> [Your task]:
Drop every picture and copy exactly the lines from the one with "What does this" through the last line of the listing below.

(Stored records)
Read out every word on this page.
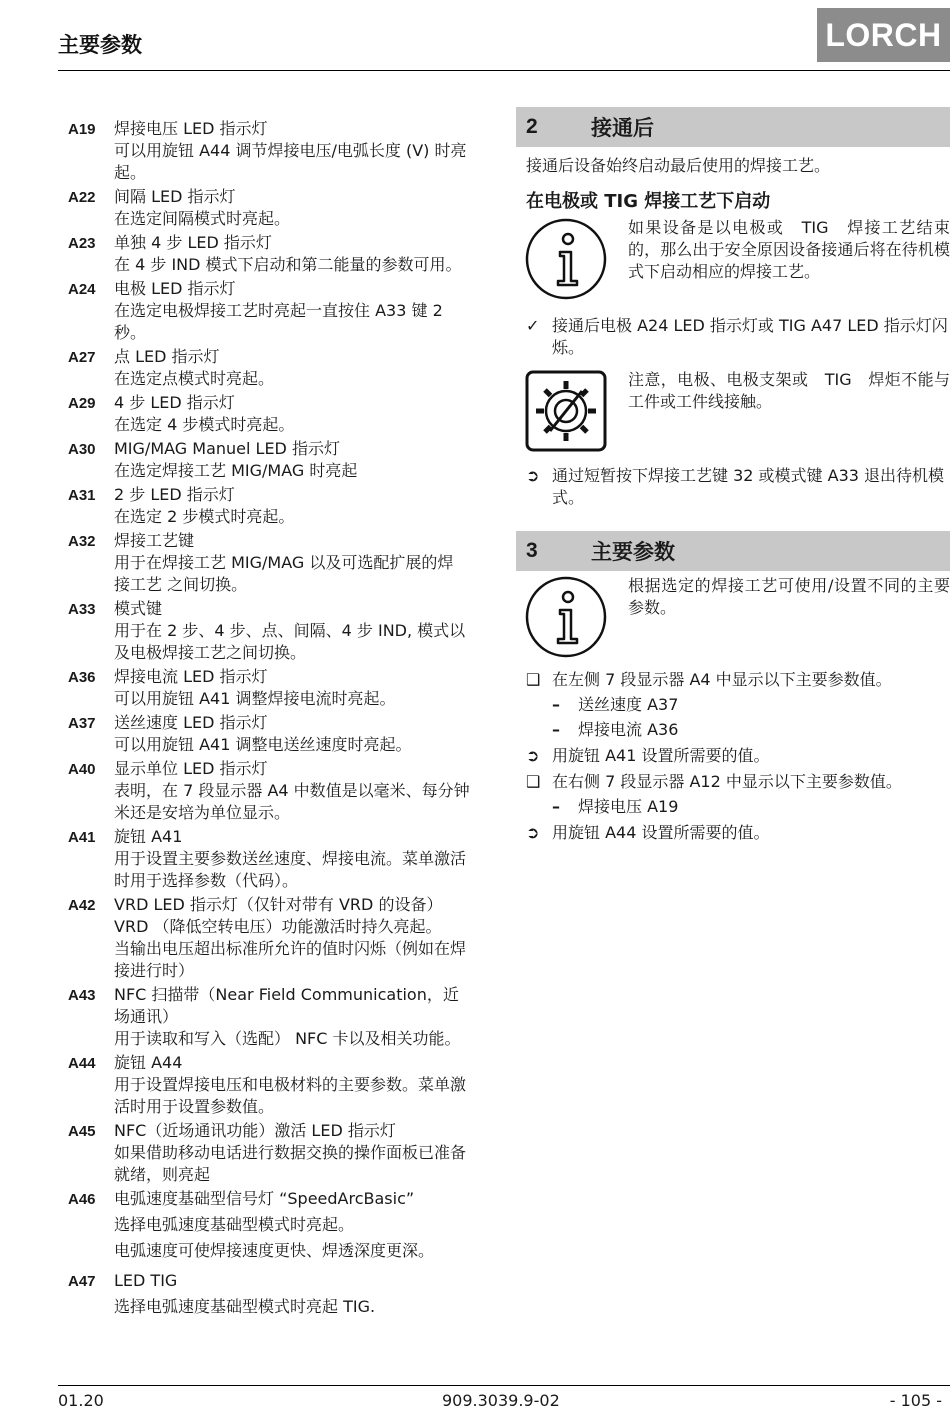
主要参数	LORCH
A19	焊接电压 LED 指示灯
可以用旋钮 A44 调节焊接电压/电弧长度 (V) 时亮
起。
A22	间隔 LED 指示灯
在选定间隔模式时亮起。
A23	单独 4 步 LED 指示灯
在 4 步 IND 模式下启动和第二能量的参数可用。
A24	电极 LED 指示灯
在选定电极焊接工艺时亮起一直按住 A33 键 2
秒。
A27	点 LED 指示灯
在选定点模式时亮起。
A29	4 步 LED 指示灯
在选定 4 步模式时亮起。
A30	MIG/MAG Manuel LED 指示灯
在选定焊接工艺 MIG/MAG 时亮起
A31	2 步 LED 指示灯
在选定 2 步模式时亮起。
A32	焊接工艺键
用于在焊接工艺 MIG/MAG 以及可选配扩展的焊
接工艺 之间切换。
A33	模式键
用于在 2 步、4 步、点、间隔、4 步 IND, 模式以
及电极焊接工艺之间切换。
A36	焊接电流 LED 指示灯
可以用旋钮 A41 调整焊接电流时亮起。
A37	送丝速度 LED 指示灯
可以用旋钮 A41 调整电送丝速度时亮起。
A40	显示单位 LED 指示灯
表明，在 7 段显示器 A4 中数值是以毫米、每分钟
米还是安培为单位显示。
A41	旋钮 A41
用于设置主要参数送丝速度、焊接电流。菜单激活
时用于选择参数（代码）。
A42	VRD LED 指示灯（仅针对带有 VRD 的设备）
VRD （降低空转电压）功能激活时持久亮起。
当输出电压超出标准所允许的值时闪烁（例如在焊
接进行时）
A43	NFC 扫描带（Near Field Communication，近
场通讯）
用于读取和写入（选配） NFC 卡以及相关功能。
A44	旋钮 A44
用于设置焊接电压和电极材料的主要参数。菜单激
活时用于设置参数值。
A45	NFC（近场通讯功能）激活 LED 指示灯
如果借助移动电话进行数据交换的操作面板已准备
就绪，则亮起
A46	电弧速度基础型信号灯 “SpeedArcBasic”
选择电弧速度基础型模式时亮起。
电弧速度可使焊接速度更快、焊透深度更深。
A47	LED TIG
选择电弧速度基础型模式时亮起 TIG.
2	接通后
接通后设备始终启动最后使用的焊接工艺。
在电极或 TIG 焊接工艺下启动
如果设备是以电极或　TIG　焊接工艺结束的，那么出于安全原因设备接通后将在待机模式下启动相应的焊接工艺。
✓ 接通后电极 A24 LED 指示灯或 TIG A47 LED 指示灯闪烁。
注意，电极、电极支架或　TIG　焊炬不能与工件或工件线接触。
➲ 通过短暂按下焊接工艺键 32 或模式键 A33 退出待机模式。
3	主要参数
根据选定的焊接工艺可使用/设置不同的主要参数。
❑ 在左侧 7 段显示器 A4 中显示以下主要参数值。
–	送丝速度 A37
–	焊接电流 A36
➲ 用旋钮 A41 设置所需要的值。
❑ 在右侧 7 段显示器 A12 中显示以下主要参数值。
–	焊接电压 A19
➲ 用旋钮 A44 设置所需要的值。
01.20	909.3039.9-02	- 105 -
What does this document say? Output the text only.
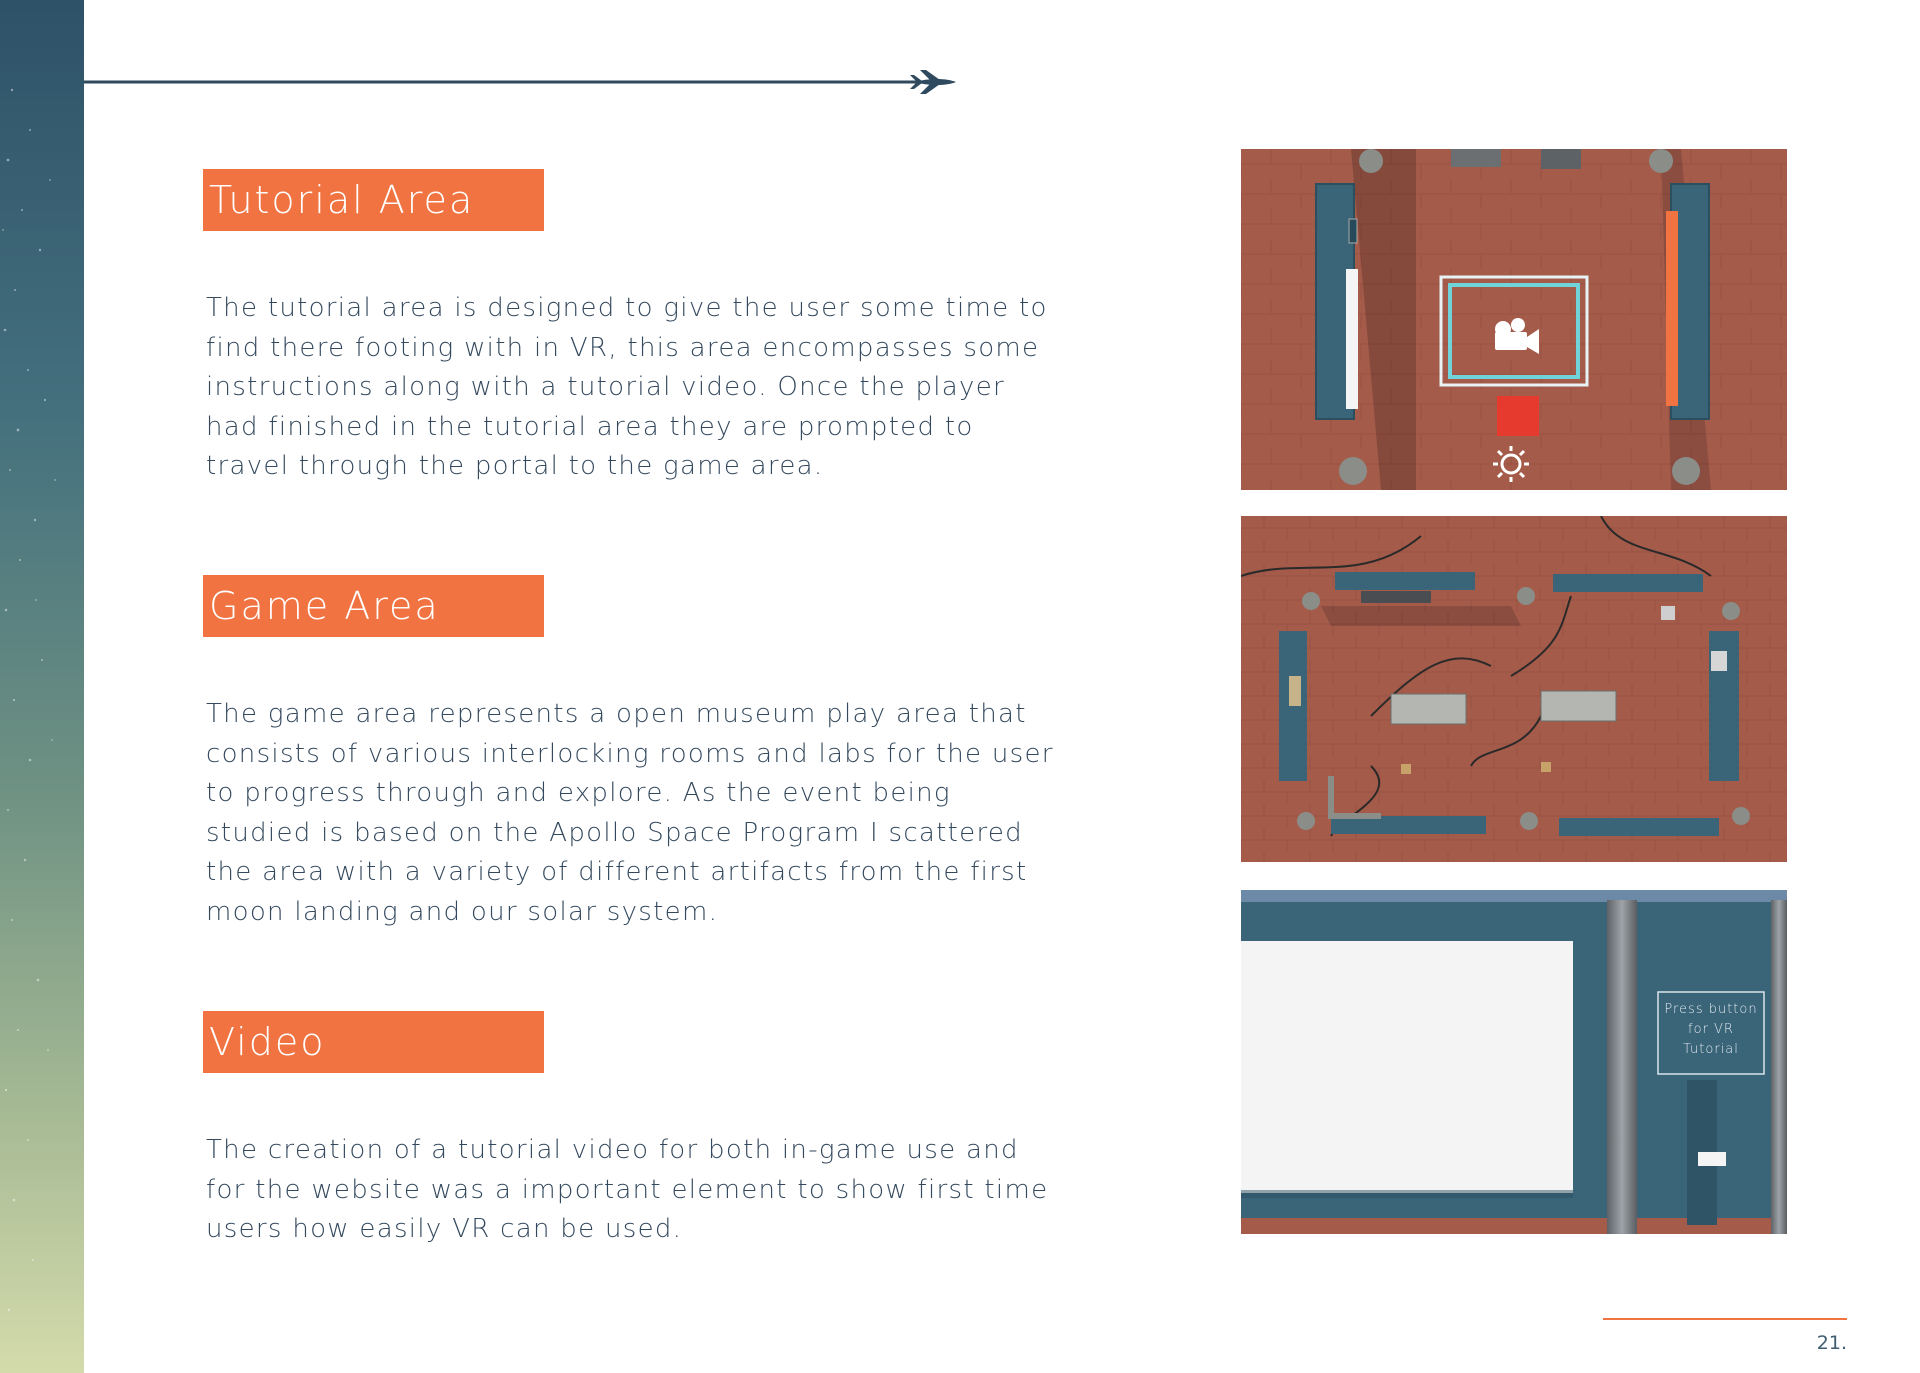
Tutorial Area

The tutorial area is designed to give the user some time to find there footing with in VR, this area encompasses some instructions along with a tutorial video. Once the player had finished in the tutorial area they are prompted to travel through the portal to the game area.

Game Area

The game area represents a open museum play area that consists of various interlocking rooms and labs for the user to progress through and explore. As the event being studied is based on the Apollo Space Program I scattered the area with a variety of different artifacts from the first moon landing and our solar system.

Video

The creation of a tutorial video for both in-game use and for the website was a important element to show first time users how easily VR can be used.

Press button for VR Tutorial
21.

> [Problem solution]:
What does this document say? Output the text only.
Tutorial Area

The tutorial area is designed to give the user some time to find there footing with in VR, this area encompasses some instructions along with a tutorial video. Once the player had finished in the tutorial area they are prompted to travel through the portal to the game area.

Game Area

The game area represents a open museum play area that consists of various interlocking rooms and labs for the user to progress through and explore. As the event being studied is based on the Apollo Space Program I scattered the area with a variety of different artifacts from the first moon landing and our solar system.

Video

The creation of a tutorial video for both in-game use and for the website was a important element to show first time users how easily VR can be used.

Press button for VR Tutorial
21.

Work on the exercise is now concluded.